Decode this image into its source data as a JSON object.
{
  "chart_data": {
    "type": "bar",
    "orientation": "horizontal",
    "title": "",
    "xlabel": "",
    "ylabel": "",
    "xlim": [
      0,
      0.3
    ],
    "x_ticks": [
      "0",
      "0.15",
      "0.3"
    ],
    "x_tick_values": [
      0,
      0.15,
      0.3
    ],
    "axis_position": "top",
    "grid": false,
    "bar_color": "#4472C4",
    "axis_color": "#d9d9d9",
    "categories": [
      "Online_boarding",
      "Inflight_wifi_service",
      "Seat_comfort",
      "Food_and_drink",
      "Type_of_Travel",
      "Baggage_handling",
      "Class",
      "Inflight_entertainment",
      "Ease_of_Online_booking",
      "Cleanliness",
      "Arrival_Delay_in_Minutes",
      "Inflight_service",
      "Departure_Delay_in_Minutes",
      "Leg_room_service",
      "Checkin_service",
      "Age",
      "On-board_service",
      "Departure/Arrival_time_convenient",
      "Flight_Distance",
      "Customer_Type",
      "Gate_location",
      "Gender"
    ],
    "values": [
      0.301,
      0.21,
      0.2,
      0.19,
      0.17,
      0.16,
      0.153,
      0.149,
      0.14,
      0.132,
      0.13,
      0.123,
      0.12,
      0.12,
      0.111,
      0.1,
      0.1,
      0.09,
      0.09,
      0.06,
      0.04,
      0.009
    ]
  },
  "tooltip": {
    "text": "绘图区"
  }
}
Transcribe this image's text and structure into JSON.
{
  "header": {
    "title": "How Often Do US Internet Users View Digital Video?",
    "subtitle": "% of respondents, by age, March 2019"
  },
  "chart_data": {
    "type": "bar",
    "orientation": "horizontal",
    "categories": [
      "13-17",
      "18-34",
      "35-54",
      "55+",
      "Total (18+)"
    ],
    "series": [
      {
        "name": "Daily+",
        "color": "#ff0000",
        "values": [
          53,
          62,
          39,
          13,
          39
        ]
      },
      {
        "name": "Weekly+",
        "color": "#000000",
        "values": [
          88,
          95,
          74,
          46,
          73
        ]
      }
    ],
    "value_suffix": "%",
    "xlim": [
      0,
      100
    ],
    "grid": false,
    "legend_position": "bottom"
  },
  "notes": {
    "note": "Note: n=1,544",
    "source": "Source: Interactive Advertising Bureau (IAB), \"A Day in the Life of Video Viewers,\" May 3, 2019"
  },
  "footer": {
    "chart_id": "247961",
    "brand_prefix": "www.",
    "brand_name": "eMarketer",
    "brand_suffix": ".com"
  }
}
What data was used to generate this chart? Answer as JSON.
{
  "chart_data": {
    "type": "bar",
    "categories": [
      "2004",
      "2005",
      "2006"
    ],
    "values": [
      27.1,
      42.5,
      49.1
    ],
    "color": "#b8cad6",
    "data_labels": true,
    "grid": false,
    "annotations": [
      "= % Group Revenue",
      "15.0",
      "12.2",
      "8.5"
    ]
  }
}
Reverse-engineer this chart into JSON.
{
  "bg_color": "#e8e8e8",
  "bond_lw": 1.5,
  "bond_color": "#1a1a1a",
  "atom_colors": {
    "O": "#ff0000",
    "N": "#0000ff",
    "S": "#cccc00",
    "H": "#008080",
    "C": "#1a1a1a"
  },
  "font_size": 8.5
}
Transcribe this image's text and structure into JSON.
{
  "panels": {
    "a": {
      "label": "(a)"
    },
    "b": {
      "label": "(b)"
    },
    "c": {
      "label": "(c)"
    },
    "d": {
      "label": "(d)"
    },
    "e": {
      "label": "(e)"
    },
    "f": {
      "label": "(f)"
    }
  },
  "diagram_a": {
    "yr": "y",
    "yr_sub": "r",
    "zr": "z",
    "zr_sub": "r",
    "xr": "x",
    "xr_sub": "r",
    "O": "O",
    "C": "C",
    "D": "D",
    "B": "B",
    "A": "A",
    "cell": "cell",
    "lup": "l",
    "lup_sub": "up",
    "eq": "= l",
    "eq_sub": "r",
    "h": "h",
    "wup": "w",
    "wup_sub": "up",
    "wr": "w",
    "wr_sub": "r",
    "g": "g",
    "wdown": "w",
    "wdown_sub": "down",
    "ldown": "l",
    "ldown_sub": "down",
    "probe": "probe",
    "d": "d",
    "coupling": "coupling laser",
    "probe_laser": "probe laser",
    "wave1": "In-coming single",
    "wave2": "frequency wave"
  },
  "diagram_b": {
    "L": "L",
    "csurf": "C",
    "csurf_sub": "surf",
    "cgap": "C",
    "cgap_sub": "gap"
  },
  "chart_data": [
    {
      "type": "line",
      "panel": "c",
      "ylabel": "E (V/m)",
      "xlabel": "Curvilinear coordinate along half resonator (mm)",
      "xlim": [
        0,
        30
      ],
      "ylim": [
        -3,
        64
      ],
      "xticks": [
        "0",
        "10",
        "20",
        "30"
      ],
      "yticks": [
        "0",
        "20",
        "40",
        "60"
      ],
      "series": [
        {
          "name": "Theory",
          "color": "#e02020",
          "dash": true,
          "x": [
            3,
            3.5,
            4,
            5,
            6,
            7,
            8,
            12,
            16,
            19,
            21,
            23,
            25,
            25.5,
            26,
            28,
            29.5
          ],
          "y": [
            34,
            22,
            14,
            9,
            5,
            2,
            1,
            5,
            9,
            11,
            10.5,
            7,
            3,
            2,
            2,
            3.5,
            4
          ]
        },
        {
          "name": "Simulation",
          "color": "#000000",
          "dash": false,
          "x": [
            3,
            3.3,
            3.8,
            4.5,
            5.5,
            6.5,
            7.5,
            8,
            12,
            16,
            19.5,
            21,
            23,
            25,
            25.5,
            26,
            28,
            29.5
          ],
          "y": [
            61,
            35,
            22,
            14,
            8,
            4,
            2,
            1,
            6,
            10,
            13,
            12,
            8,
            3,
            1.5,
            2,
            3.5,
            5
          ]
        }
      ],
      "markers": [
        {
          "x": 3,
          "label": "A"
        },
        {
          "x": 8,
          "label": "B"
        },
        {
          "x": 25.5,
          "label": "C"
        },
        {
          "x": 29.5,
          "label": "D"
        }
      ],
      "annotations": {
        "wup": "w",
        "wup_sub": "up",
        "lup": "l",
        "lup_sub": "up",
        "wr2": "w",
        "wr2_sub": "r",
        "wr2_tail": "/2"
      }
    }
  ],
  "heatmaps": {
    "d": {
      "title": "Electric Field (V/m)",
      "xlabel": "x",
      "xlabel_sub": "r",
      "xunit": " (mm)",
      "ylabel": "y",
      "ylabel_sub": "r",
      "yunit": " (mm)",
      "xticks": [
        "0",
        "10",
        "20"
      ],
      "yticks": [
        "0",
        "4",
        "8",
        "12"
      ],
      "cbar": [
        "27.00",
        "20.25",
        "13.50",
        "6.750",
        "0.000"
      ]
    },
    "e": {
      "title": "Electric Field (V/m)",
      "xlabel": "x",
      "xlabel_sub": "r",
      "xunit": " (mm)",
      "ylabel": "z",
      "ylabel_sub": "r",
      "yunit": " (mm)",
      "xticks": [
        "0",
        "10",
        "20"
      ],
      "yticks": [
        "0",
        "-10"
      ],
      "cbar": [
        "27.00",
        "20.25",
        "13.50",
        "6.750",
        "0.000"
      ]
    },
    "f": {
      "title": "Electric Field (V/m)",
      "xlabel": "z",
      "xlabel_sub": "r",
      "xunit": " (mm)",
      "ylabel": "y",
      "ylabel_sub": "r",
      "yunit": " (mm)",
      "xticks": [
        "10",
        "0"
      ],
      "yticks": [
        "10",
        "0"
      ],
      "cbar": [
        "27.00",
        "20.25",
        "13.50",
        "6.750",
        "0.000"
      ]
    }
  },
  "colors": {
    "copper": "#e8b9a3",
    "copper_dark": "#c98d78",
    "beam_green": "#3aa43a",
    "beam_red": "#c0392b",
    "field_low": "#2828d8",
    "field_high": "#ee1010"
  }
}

* **Exercise prompt**: Using the data above, say how many lines include "into". No other reply is needed.

* **Exercise response**: 4